NOTE H — NOTES, MORTGAGE NOTES AND OTHER DEBT — continued
     We may, at our option, redeem for cash all or a portion of the 4.50% Notes at any time on or after April 5, 2011. Holders may require us to repurchase the 4.50% Notes for cash on April 1, 2011, April 1, 2014 and April 1, 2019; or in certain circumstances involving a designated event, as defined in the indenture for the 4.50% Notes, holders may require us to purchase all or a portion of their 4.50% Notes. In each case, we will pay a repurchase price equal to 100% of their principal amount, plus accrued and unpaid interest, if any.

**AIM OF THE EXERCISE**.
Please write out the note on the 4.50% Notes word for word, from "NOTE H — NOTES, MORTGAGE" to "interest, if any.".

**DATASET EXTRACT**.

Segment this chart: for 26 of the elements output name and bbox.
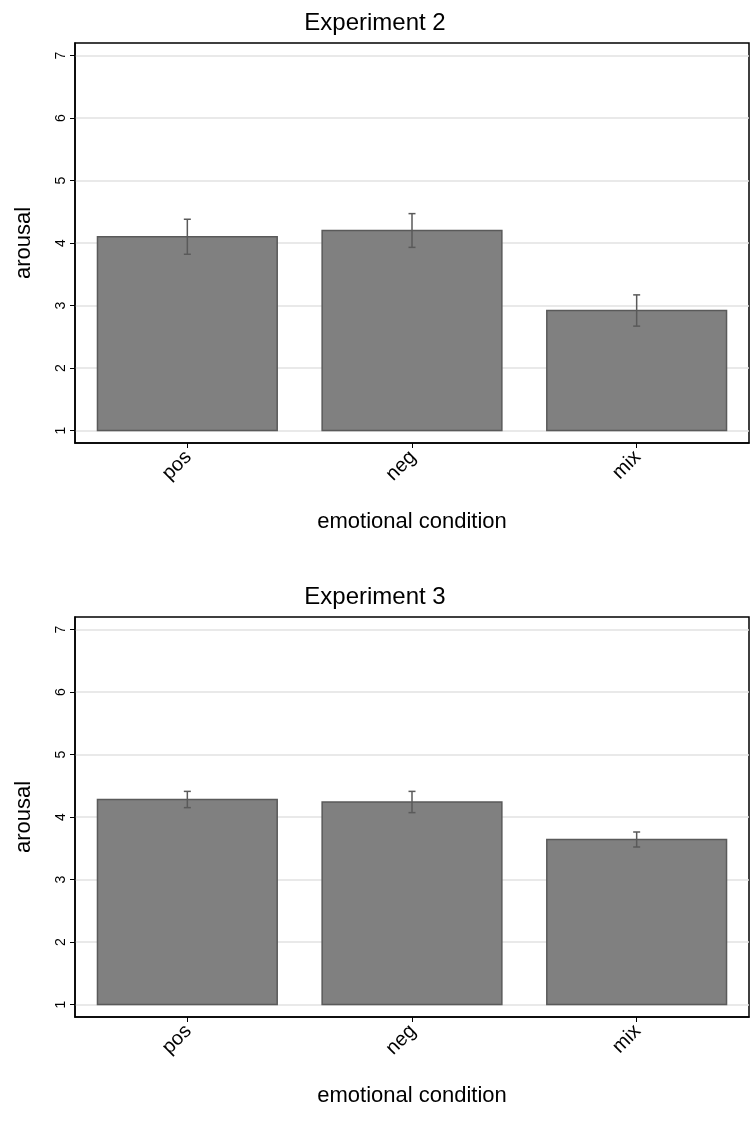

**OUTPUT OF THE EXERCISE**.
NOTE H — NOTES, MORTGAGE NOTES AND OTHER DEBT — continued
     We may, at our option, redeem for cash all or a portion of the 4.50% Notes at any time on or after April 5, 2011. Holders may require us to repurchase the 4.50% Notes for cash on April 1, 2011, April 1, 2014 and April 1, 2019; or in certain circumstances involving a designated event, as defined in the indenture for the 4.50% Notes, holders may require us to purchase all or a portion of their 4.50% Notes. In each case, we will pay a repurchase price equal to 100% of their principal amount, plus accrued and unpaid interest, if any.